• TASK DESCRIPTION:
From the entries below, copy every line that holds the word "have".

-- START EXERCISE DATA --

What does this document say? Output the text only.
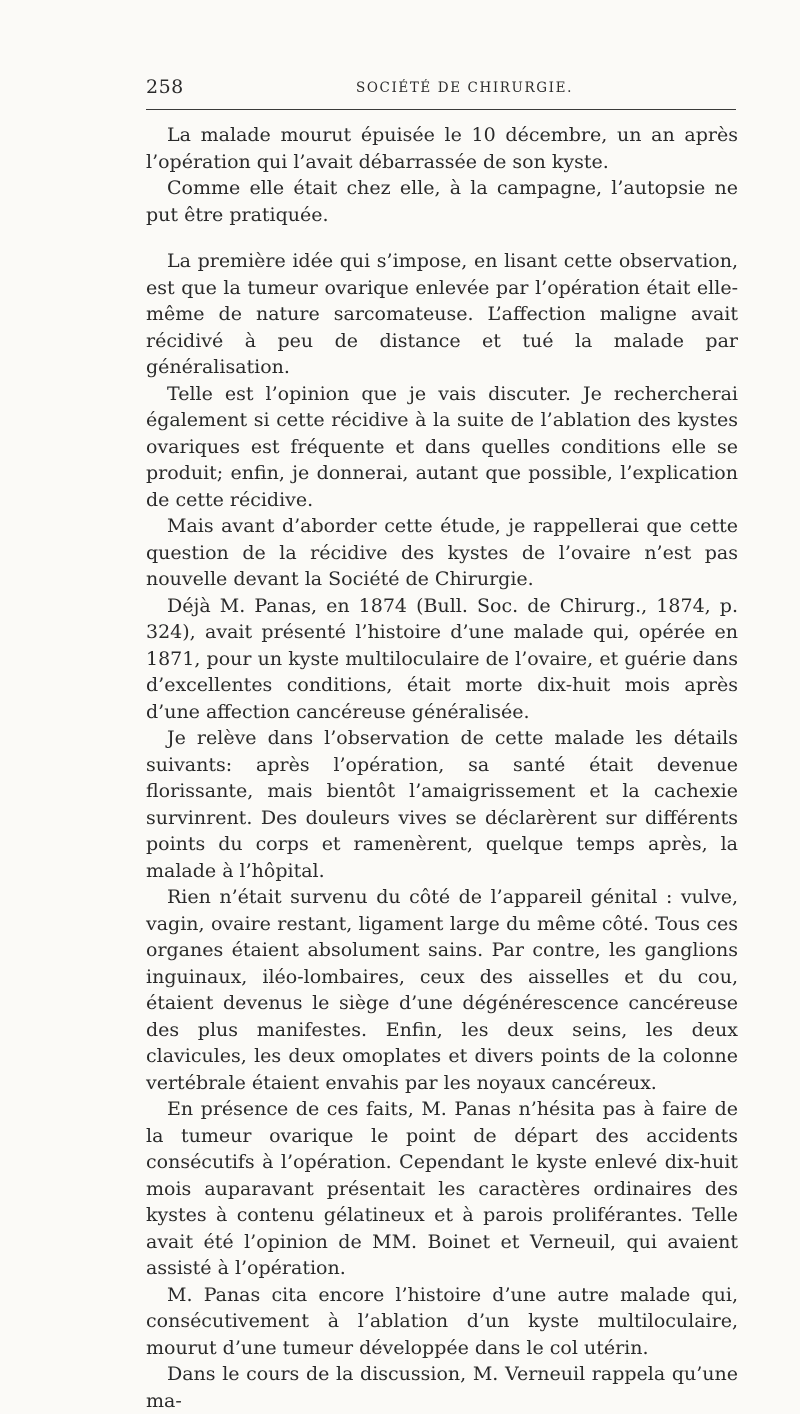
258	SOCIÉTÉ DE CHIRURGIE.

La malade mourut épuisée le 10 décembre, un an après l’opération qui l’avait débarrassée de son kyste.

Comme elle était chez elle, à la campagne, l’autopsie ne put être pratiquée.

La première idée qui s’impose, en lisant cette observation, est que la tumeur ovarique enlevée par l’opération était elle-même de nature sarcomateuse. L’affection maligne avait récidivé à peu de distance et tué la malade par généralisation.

Telle est l’opinion que je vais discuter. Je rechercherai également si cette récidive à la suite de l’ablation des kystes ovariques est fréquente et dans quelles conditions elle se produit; enfin, je donnerai, autant que possible, l’explication de cette récidive.

Mais avant d’aborder cette étude, je rappellerai que cette question de la récidive des kystes de l’ovaire n’est pas nouvelle devant la Société de Chirurgie.

Déjà M. Panas, en 1874 (Bull. Soc. de Chirurg., 1874, p. 324), avait présenté l’histoire d’une malade qui, opérée en 1871, pour un kyste multiloculaire de l’ovaire, et guérie dans d’excellentes conditions, était morte dix-huit mois après d’une affection cancéreuse généralisée.

Je relève dans l’observation de cette malade les détails suivants: après l’opération, sa santé était devenue florissante, mais bientôt l’amaigrissement et la cachexie survinrent. Des douleurs vives se déclarèrent sur différents points du corps et ramenèrent, quelque temps après, la malade à l’hôpital.

Rien n’était survenu du côté de l’appareil génital : vulve, vagin, ovaire restant, ligament large du même côté. Tous ces organes étaient absolument sains. Par contre, les ganglions inguinaux, iléo-lombaires, ceux des aisselles et du cou, étaient devenus le siège d’une dégénérescence cancéreuse des plus manifestes. Enfin, les deux seins, les deux clavicules, les deux omoplates et divers points de la colonne vertébrale étaient envahis par les noyaux cancéreux.

En présence de ces faits, M. Panas n’hésita pas à faire de la tumeur ovarique le point de départ des accidents consécutifs à l’opération. Cependant le kyste enlevé dix-huit mois auparavant présentait les caractères ordinaires des kystes à contenu gélatineux et à parois proliférantes. Telle avait été l’opinion de MM. Boinet et Verneuil, qui avaient assisté à l’opération.

M. Panas cita encore l’histoire d’une autre malade qui, consécutivement à l’ablation d’un kyste multiloculaire, mourut d’une tumeur développée dans le col utérin.

Dans le cours de la discussion, M. Verneuil rappela qu’une ma-
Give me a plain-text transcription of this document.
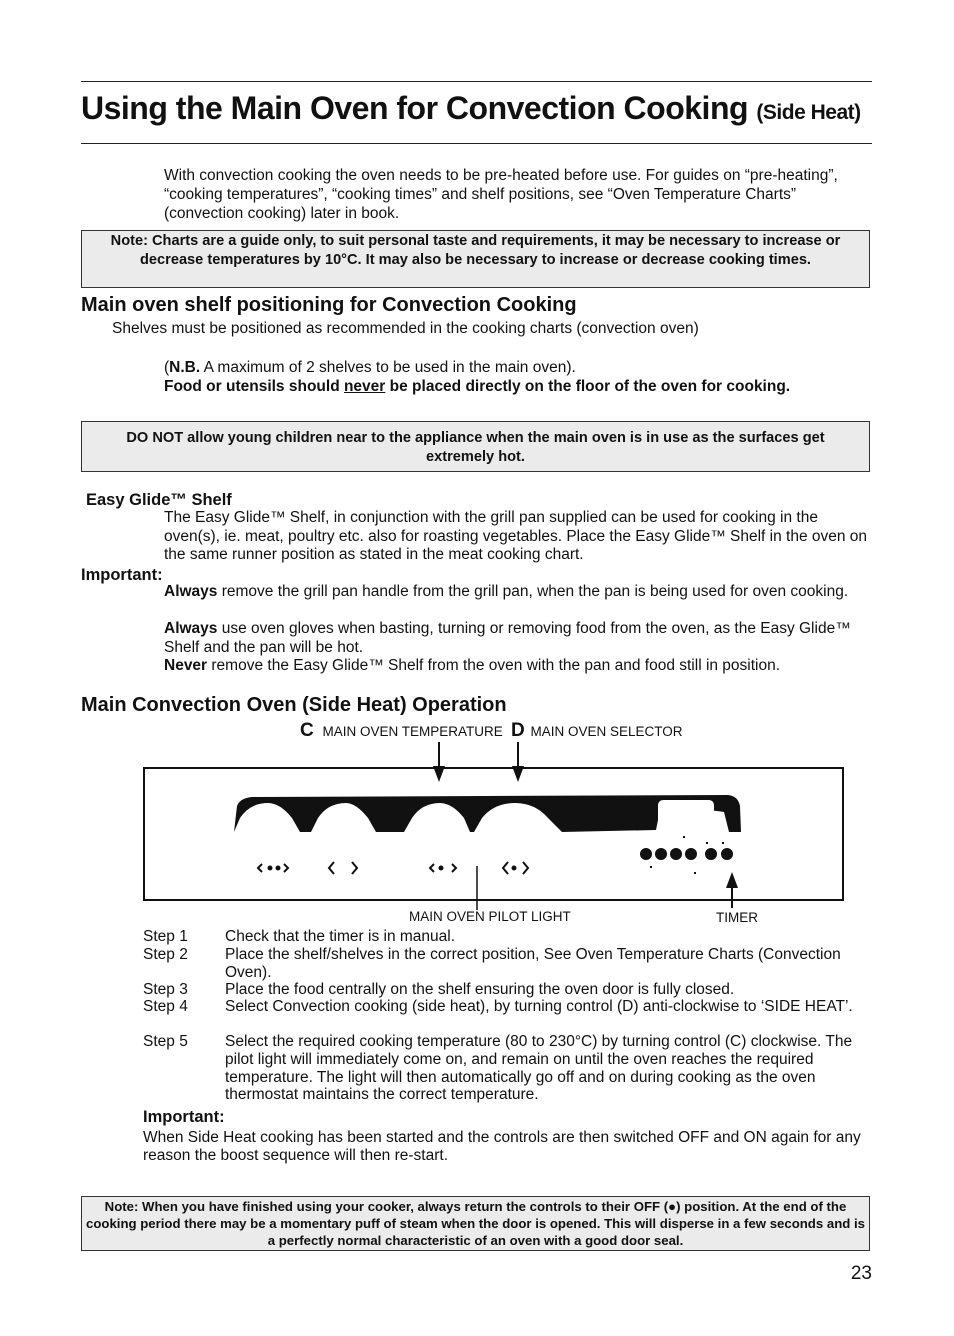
Using the Main Oven for Convection Cooking (Side Heat)
With convection cooking the oven needs to be pre-heated before use. For guides on “pre-heating”, “cooking temperatures”, “cooking times” and shelf positions, see “Oven Temperature Charts” (convection cooking) later in book.
Note: Charts are a guide only, to suit personal taste and requirements, it may be necessary to increase or decrease temperatures by 10°C. It may also be necessary to increase or decrease cooking times.
Main oven shelf positioning for Convection Cooking
Shelves must be positioned as recommended in the cooking charts (convection oven)
(N.B. A maximum of 2 shelves to be used in the main oven).
Food or utensils should never be placed directly on the floor of the oven for cooking.
DO NOT allow young children near to the appliance when the main oven is in use as the surfaces get extremely hot.
Easy Glide™ Shelf
The Easy Glide™ Shelf, in conjunction with the grill pan supplied can be used for cooking in the oven(s), ie. meat, poultry etc. also for roasting vegetables. Place the Easy Glide™ Shelf in the oven on the same runner position as stated in the meat cooking chart.
Important:
Always remove the grill pan handle from the grill pan, when the pan is being used for oven cooking.
Always use oven gloves when basting, turning or removing food from the oven, as the Easy Glide™ Shelf and the pan will be hot.
Never remove the Easy Glide™ Shelf from the oven with the pan and food still in position.
Main Convection Oven (Side Heat) Operation
C MAIN OVEN TEMPERATURE D MAIN OVEN SELECTOR
MAIN OVEN PILOT LIGHT	TIMER
Step 1 Check that the timer is in manual.
Step 2 Place the shelf/shelves in the correct position, See Oven Temperature Charts (Convection Oven).
Step 3 Place the food centrally on the shelf ensuring the oven door is fully closed.
Step 4 Select Convection cooking (side heat), by turning control (D) anti-clockwise to ‘SIDE HEAT’.
Step 5 Select the required cooking temperature (80 to 230°C) by turning control (C) clockwise. The pilot light will immediately come on, and remain on until the oven reaches the required temperature. The light will then automatically go off and on during cooking as the oven thermostat maintains the correct temperature.
Important:
When Side Heat cooking has been started and the controls are then switched OFF and ON again for any reason the boost sequence will then re-start.
Note: When you have finished using your cooker, always return the controls to their OFF (●) position. At the end of the cooking period there may be a momentary puff of steam when the door is opened. This will disperse in a few seconds and is a perfectly normal characteristic of an oven with a good door seal.
23
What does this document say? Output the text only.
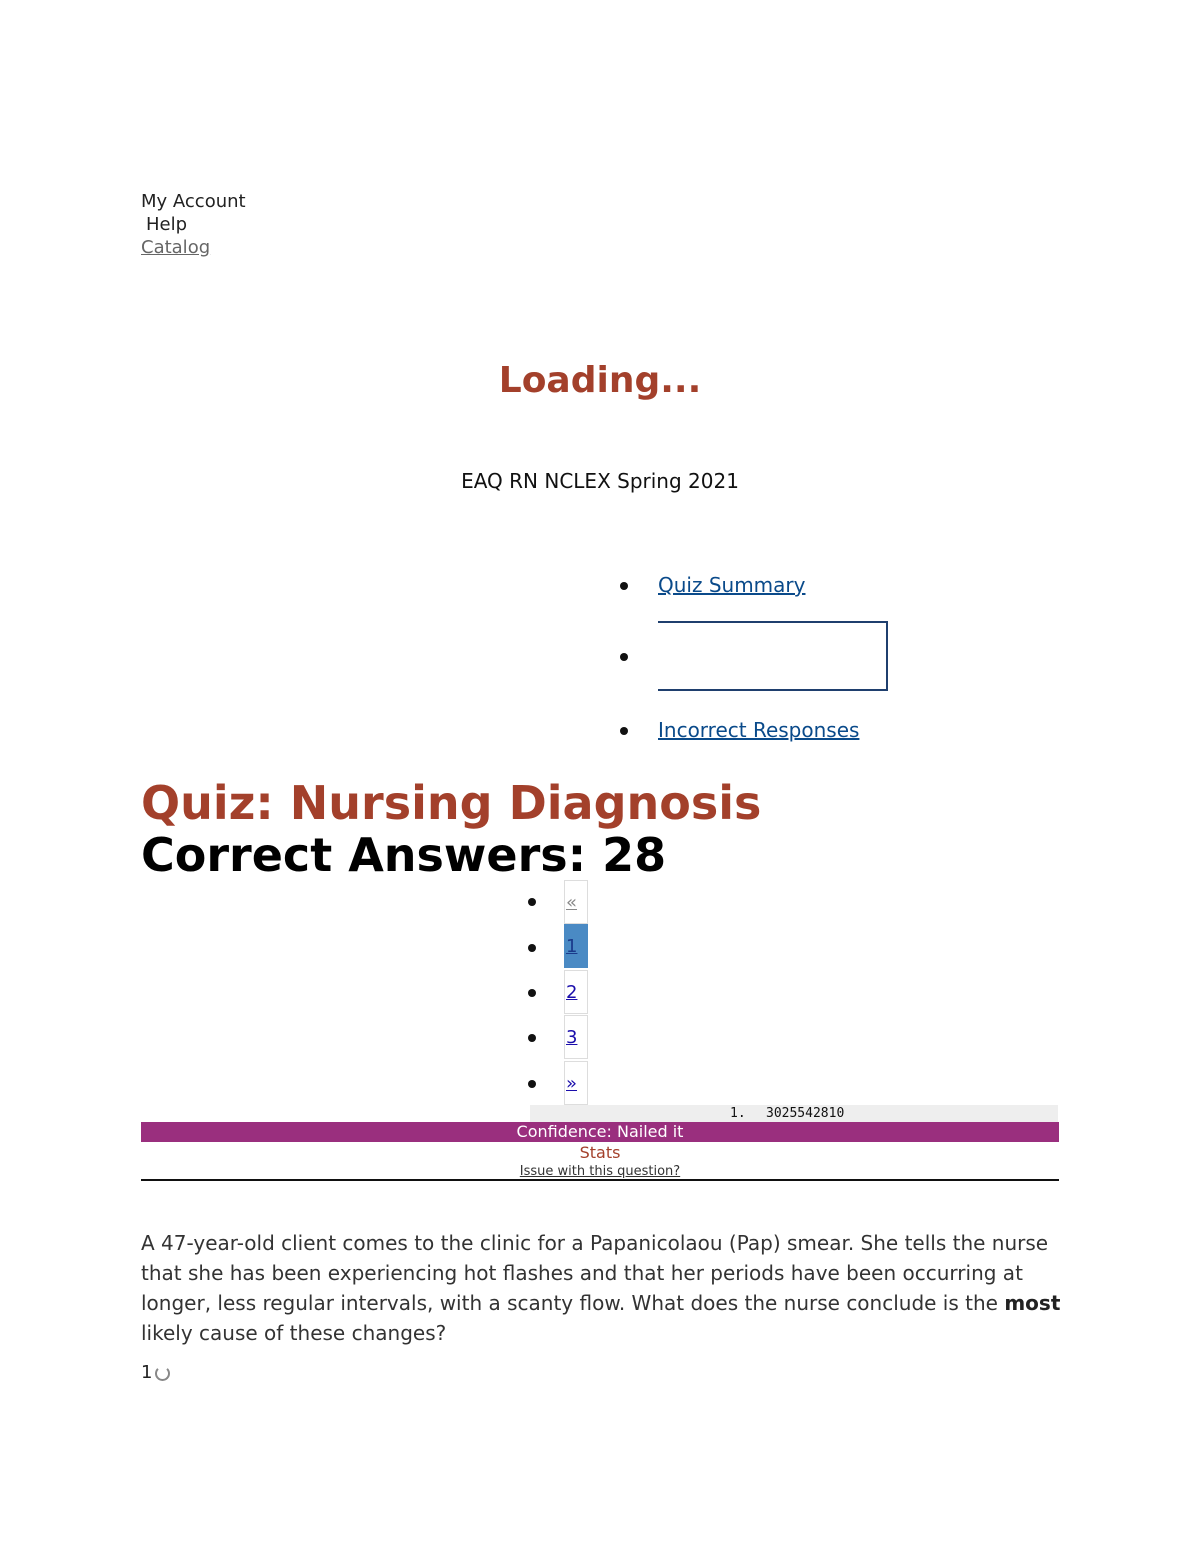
My Account
Help
Catalog
Loading...
EAQ RN NCLEX Spring 2021
Quiz Summary
Incorrect Responses
Quiz: Nursing Diagnosis
Correct Answers: 28
«
1
2
3
»
1. 3025542810
Confidence: Nailed it
Stats
Issue with this question?
A 47-year-old client comes to the clinic for a Papanicolaou (Pap) smear. She tells the nurse that she has been experiencing hot flashes and that her periods have been occurring at longer, less regular intervals, with a scanty flow. What does the nurse conclude is the most likely cause of these changes?
1
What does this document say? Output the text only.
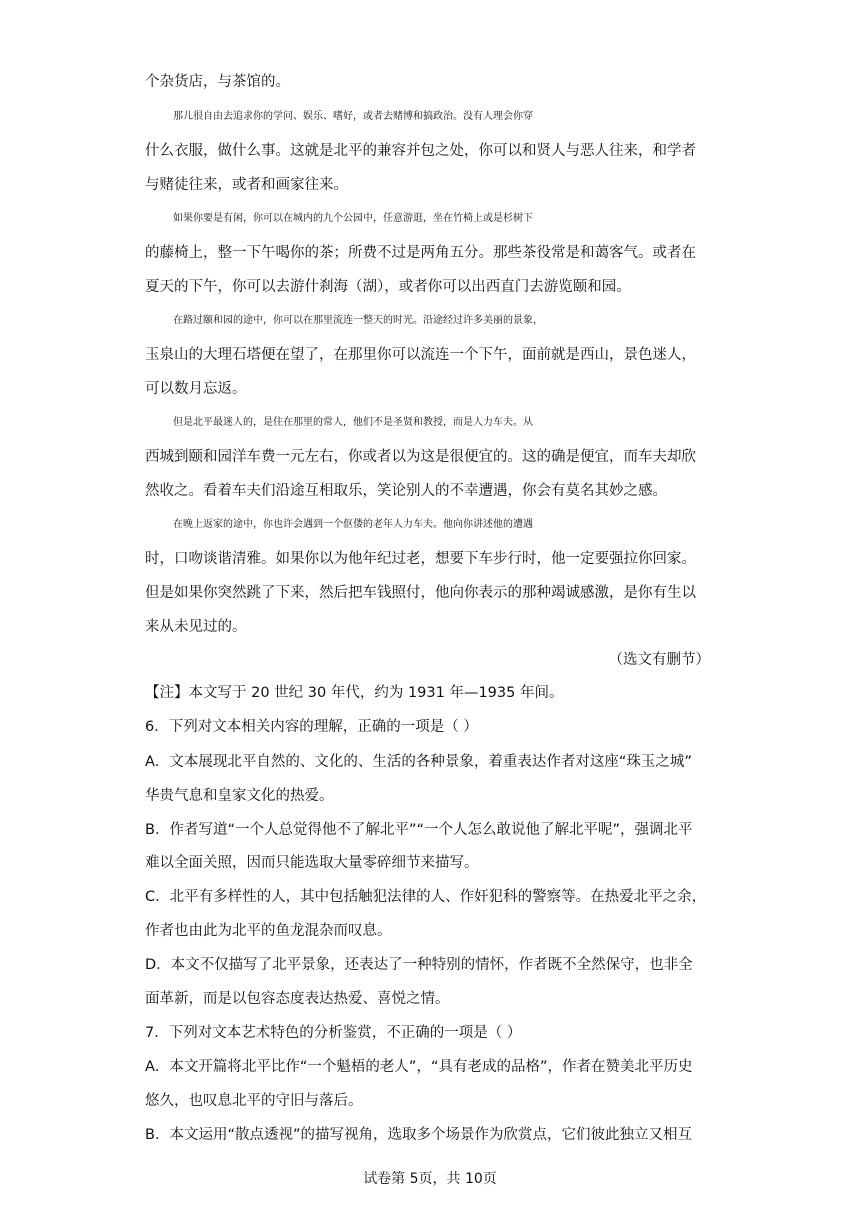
个杂货店，与茶馆的。
那儿很自由去追求你的学问、娱乐、嗜好，或者去赌博和搞政治。没有人理会你穿
什么衣服，做什么事。这就是北平的兼容并包之处，你可以和贤人与恶人往来，和学者
与赌徒往来，或者和画家往来。
如果你要是有闲，你可以在城内的九个公园中，任意游逛，坐在竹椅上或是杉树下
的藤椅上，整一下午喝你的茶；所费不过是两角五分。那些茶役常是和蔼客气。或者在
夏天的下午，你可以去游什刹海（湖），或者你可以出西直门去游览颐和园。
在路过颐和园的途中，你可以在那里流连一整天的时光。沿途经过许多美丽的景象，
玉泉山的大理石塔便在望了，在那里你可以流连一个下午，面前就是西山，景色迷人，
可以数月忘返。
但是北平最迷人的，是住在那里的常人，他们不是圣贤和教授，而是人力车夫。从
西城到颐和园洋车费一元左右，你或者以为这是很便宜的。这的确是便宜，而车夫却欣
然收之。看着车夫们沿途互相取乐，笑论别人的不幸遭遇，你会有莫名其妙之感。
在晚上返家的途中，你也许会遇到一个伛偻的老年人力车夫。他向你讲述他的遭遇
时，口吻谈谐清雅。如果你以为他年纪过老，想要下车步行时，他一定要强拉你回家。
但是如果你突然跳了下来，然后把车钱照付，他向你表示的那种竭诚感激，是你有生以
来从未见过的。
（选文有删节）
【注】本文写于 20 世纪 30 年代，约为 1931 年—1935 年间。
6．下列对文本相关内容的理解，正确的一项是（ ）
A．文本展现北平自然的、文化的、生活的各种景象，着重表达作者对这座“珠玉之城”
华贵气息和皇家文化的热爱。
B．作者写道“一个人总觉得他不了解北平”“一个人怎么敢说他了解北平呢”，强调北平
难以全面关照，因而只能选取大量零碎细节来描写。
C．北平有多样性的人，其中包括触犯法律的人、作奸犯科的警察等。在热爱北平之余，
作者也由此为北平的鱼龙混杂而叹息。
D．本文不仅描写了北平景象，还表达了一种特别的情怀，作者既不全然保守，也非全
面革新，而是以包容态度表达热爱、喜悦之情。
7．下列对文本艺术特色的分析鉴赏，不正确的一项是（ ）
A．本文开篇将北平比作“一个魁梧的老人”，“具有老成的品格”，作者在赞美北平历史
悠久，也叹息北平的守旧与落后。
B．本文运用“散点透视”的描写视角，选取多个场景作为欣赏点，它们彼此独立又相互
试卷第 5页，共 10页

-- END EXERCISE DATA --

• ANSWER TO THIS TASK:
Note: When you have finished using your cooker, always return the controls to their OFF (●) position. At the end of the cooking period there may be a momentary puff of steam when the door is opened. This will disperse in a few seconds and is a perfectly normal characteristic of an oven with a good door seal.
A 47-year-old client comes to the clinic for a Papanicolaou (Pap) smear. She tells the nurse that she has been experiencing hot flashes and that her periods have been occurring at longer, less regular intervals, with a scanty flow. What does the nurse conclude is the most likely cause of these changes?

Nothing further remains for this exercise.